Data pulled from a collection
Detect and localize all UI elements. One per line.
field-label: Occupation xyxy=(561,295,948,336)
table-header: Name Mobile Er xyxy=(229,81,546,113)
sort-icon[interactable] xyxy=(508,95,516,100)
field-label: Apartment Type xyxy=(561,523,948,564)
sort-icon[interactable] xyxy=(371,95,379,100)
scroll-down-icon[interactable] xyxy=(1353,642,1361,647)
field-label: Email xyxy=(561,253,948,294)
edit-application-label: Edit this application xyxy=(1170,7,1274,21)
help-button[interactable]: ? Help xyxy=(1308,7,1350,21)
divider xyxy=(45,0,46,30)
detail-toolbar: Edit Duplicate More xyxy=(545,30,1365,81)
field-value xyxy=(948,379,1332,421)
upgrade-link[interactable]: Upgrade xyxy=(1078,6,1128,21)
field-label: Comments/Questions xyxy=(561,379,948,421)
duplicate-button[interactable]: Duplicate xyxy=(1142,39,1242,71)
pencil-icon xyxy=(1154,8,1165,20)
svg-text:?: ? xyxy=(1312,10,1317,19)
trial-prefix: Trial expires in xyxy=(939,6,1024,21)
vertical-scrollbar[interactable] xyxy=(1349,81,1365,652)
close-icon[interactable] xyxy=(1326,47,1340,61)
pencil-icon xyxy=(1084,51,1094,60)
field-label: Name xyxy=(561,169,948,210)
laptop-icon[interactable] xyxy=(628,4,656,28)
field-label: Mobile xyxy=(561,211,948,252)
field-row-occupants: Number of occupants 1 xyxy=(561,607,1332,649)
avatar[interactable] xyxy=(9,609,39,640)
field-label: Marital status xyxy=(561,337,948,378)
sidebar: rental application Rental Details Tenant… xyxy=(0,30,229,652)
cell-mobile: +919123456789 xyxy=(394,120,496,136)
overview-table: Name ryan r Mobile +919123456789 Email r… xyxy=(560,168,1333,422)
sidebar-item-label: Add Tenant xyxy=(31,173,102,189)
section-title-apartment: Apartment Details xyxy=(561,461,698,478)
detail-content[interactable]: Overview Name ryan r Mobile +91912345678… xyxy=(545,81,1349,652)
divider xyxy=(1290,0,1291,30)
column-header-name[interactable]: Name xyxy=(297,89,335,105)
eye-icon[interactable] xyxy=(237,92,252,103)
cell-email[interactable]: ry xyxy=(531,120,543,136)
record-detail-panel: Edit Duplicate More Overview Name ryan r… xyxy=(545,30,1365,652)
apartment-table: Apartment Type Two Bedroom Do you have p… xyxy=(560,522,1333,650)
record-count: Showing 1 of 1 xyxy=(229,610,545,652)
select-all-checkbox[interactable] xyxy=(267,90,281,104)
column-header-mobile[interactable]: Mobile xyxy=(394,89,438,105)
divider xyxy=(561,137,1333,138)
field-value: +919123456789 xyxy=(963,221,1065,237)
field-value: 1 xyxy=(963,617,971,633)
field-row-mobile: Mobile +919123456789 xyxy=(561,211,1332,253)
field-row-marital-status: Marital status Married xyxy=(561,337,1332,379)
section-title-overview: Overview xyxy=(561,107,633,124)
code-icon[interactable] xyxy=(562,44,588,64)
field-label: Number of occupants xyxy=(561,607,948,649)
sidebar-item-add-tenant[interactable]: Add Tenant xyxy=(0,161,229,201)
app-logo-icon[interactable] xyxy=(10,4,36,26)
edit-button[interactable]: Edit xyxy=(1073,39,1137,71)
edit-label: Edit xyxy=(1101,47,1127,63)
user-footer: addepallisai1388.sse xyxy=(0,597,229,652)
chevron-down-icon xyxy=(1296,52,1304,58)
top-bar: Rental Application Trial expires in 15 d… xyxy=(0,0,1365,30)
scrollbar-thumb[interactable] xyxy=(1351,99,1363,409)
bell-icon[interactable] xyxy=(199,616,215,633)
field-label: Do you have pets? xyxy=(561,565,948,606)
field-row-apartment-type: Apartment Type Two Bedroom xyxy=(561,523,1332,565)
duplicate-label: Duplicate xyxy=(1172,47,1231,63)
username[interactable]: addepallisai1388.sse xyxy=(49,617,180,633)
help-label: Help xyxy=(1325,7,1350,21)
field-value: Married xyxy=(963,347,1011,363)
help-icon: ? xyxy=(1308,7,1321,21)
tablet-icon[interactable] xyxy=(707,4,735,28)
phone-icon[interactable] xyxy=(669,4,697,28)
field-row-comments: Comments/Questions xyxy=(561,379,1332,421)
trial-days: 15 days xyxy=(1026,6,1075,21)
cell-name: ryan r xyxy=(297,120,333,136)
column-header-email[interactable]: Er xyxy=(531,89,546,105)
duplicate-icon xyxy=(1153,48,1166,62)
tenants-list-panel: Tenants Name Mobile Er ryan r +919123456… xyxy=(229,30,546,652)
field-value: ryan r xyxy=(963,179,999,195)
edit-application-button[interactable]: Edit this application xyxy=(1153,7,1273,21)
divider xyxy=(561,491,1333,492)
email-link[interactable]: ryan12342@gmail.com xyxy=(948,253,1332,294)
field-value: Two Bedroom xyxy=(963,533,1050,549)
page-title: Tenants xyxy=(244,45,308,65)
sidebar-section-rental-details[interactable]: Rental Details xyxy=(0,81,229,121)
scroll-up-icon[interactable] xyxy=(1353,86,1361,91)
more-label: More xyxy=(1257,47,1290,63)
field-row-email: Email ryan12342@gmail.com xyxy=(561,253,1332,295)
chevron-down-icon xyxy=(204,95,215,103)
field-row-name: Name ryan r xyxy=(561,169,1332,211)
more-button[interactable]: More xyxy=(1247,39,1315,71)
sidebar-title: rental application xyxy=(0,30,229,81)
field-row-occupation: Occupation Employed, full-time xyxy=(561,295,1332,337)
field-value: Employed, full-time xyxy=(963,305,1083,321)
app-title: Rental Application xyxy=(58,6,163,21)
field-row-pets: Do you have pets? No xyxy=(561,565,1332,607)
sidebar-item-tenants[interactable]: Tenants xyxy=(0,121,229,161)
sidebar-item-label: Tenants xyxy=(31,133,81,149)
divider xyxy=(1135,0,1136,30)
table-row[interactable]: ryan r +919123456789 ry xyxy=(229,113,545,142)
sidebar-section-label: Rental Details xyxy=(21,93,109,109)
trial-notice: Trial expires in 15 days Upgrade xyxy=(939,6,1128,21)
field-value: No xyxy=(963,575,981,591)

Exercise instructions -
Copy out all of the lines in the data above without changing anything.

Output for this task -
Detect and localize all UI elements. One per line.
field-label: Occupation xyxy=(561,295,948,336)
table-header: Name Mobile Er xyxy=(229,81,546,113)
sort-icon[interactable] xyxy=(508,95,516,100)
field-label: Apartment Type xyxy=(561,523,948,564)
sort-icon[interactable] xyxy=(371,95,379,100)
scroll-down-icon[interactable] xyxy=(1353,642,1361,647)
field-label: Email xyxy=(561,253,948,294)
edit-application-label: Edit this application xyxy=(1170,7,1274,21)
help-button[interactable]: ? Help xyxy=(1308,7,1350,21)
divider xyxy=(45,0,46,30)
detail-toolbar: Edit Duplicate More xyxy=(545,30,1365,81)
field-value xyxy=(948,379,1332,421)
upgrade-link[interactable]: Upgrade xyxy=(1078,6,1128,21)
field-label: Comments/Questions xyxy=(561,379,948,421)
duplicate-button[interactable]: Duplicate xyxy=(1142,39,1242,71)
pencil-icon xyxy=(1154,8,1165,20)
svg-text:?: ? xyxy=(1312,10,1317,19)
trial-prefix: Trial expires in xyxy=(939,6,1024,21)
vertical-scrollbar[interactable] xyxy=(1349,81,1365,652)
close-icon[interactable] xyxy=(1326,47,1340,61)
pencil-icon xyxy=(1084,51,1094,60)
field-label: Name xyxy=(561,169,948,210)
laptop-icon[interactable] xyxy=(628,4,656,28)
field-label: Mobile xyxy=(561,211,948,252)
field-row-occupants: Number of occupants 1 xyxy=(561,607,1332,649)
avatar[interactable] xyxy=(9,609,39,640)
field-label: Marital status xyxy=(561,337,948,378)
sidebar: rental application Rental Details Tenant… xyxy=(0,30,229,652)
cell-mobile: +919123456789 xyxy=(394,120,496,136)
overview-table: Name ryan r Mobile +919123456789 Email r… xyxy=(560,168,1333,422)
sidebar-item-label: Add Tenant xyxy=(31,173,102,189)
section-title-apartment: Apartment Details xyxy=(561,461,698,478)
detail-content[interactable]: Overview Name ryan r Mobile +91912345678… xyxy=(545,81,1349,652)
divider xyxy=(1290,0,1291,30)
column-header-name[interactable]: Name xyxy=(297,89,335,105)
eye-icon[interactable] xyxy=(237,92,252,103)
cell-email[interactable]: ry xyxy=(531,120,543,136)
record-detail-panel: Edit Duplicate More Overview Name ryan r… xyxy=(545,30,1365,652)
apartment-table: Apartment Type Two Bedroom Do you have p… xyxy=(560,522,1333,650)
record-count: Showing 1 of 1 xyxy=(229,610,545,652)
select-all-checkbox[interactable] xyxy=(267,90,281,104)
column-header-mobile[interactable]: Mobile xyxy=(394,89,438,105)
divider xyxy=(561,137,1333,138)
field-value: +919123456789 xyxy=(963,221,1065,237)
field-value: 1 xyxy=(963,617,971,633)
field-row-mobile: Mobile +919123456789 xyxy=(561,211,1332,253)
field-row-marital-status: Marital status Married xyxy=(561,337,1332,379)
section-title-overview: Overview xyxy=(561,107,633,124)
code-icon[interactable] xyxy=(562,44,588,64)
field-label: Number of occupants xyxy=(561,607,948,649)
sidebar-item-add-tenant[interactable]: Add Tenant xyxy=(0,161,229,201)
app-logo-icon[interactable] xyxy=(10,4,36,26)
edit-button[interactable]: Edit xyxy=(1073,39,1137,71)
edit-label: Edit xyxy=(1101,47,1127,63)
user-footer: addepallisai1388.sse xyxy=(0,597,229,652)
chevron-down-icon xyxy=(1296,52,1304,58)
top-bar: Rental Application Trial expires in 15 d… xyxy=(0,0,1365,30)
scrollbar-thumb[interactable] xyxy=(1351,99,1363,409)
bell-icon[interactable] xyxy=(199,616,215,633)
field-label: Do you have pets? xyxy=(561,565,948,606)
field-row-apartment-type: Apartment Type Two Bedroom xyxy=(561,523,1332,565)
duplicate-label: Duplicate xyxy=(1172,47,1231,63)
username[interactable]: addepallisai1388.sse xyxy=(49,617,180,633)
help-label: Help xyxy=(1325,7,1350,21)
field-value: Married xyxy=(963,347,1011,363)
help-icon: ? xyxy=(1308,7,1321,21)
tablet-icon[interactable] xyxy=(707,4,735,28)
phone-icon[interactable] xyxy=(669,4,697,28)
field-row-comments: Comments/Questions xyxy=(561,379,1332,421)
trial-days: 15 days xyxy=(1026,6,1075,21)
cell-name: ryan r xyxy=(297,120,333,136)
column-header-email[interactable]: Er xyxy=(531,89,546,105)
duplicate-icon xyxy=(1153,48,1166,62)
tenants-list-panel: Tenants Name Mobile Er ryan r +919123456… xyxy=(229,30,546,652)
field-value: ryan r xyxy=(963,179,999,195)
edit-application-button[interactable]: Edit this application xyxy=(1153,7,1273,21)
divider xyxy=(561,491,1333,492)
email-link[interactable]: ryan12342@gmail.com xyxy=(948,253,1332,294)
field-value: Two Bedroom xyxy=(963,533,1050,549)
page-title: Tenants xyxy=(244,45,308,65)
sidebar-section-rental-details[interactable]: Rental Details xyxy=(0,81,229,121)
scroll-up-icon[interactable] xyxy=(1353,86,1361,91)
more-label: More xyxy=(1257,47,1290,63)
field-row-email: Email ryan12342@gmail.com xyxy=(561,253,1332,295)
chevron-down-icon xyxy=(204,95,215,103)
field-row-name: Name ryan r xyxy=(561,169,1332,211)
more-button[interactable]: More xyxy=(1247,39,1315,71)
sidebar-title: rental application xyxy=(0,30,229,81)
field-row-occupation: Occupation Employed, full-time xyxy=(561,295,1332,337)
field-value: Employed, full-time xyxy=(963,305,1083,321)
app-title: Rental Application xyxy=(58,6,163,21)
field-row-pets: Do you have pets? No xyxy=(561,565,1332,607)
sidebar-item-tenants[interactable]: Tenants xyxy=(0,121,229,161)
sidebar-item-label: Tenants xyxy=(31,133,81,149)
divider xyxy=(1135,0,1136,30)
table-row[interactable]: ryan r +919123456789 ry xyxy=(229,113,545,142)
sidebar-section-label: Rental Details xyxy=(21,93,109,109)
trial-notice: Trial expires in 15 days Upgrade xyxy=(939,6,1128,21)
field-value: No xyxy=(963,575,981,591)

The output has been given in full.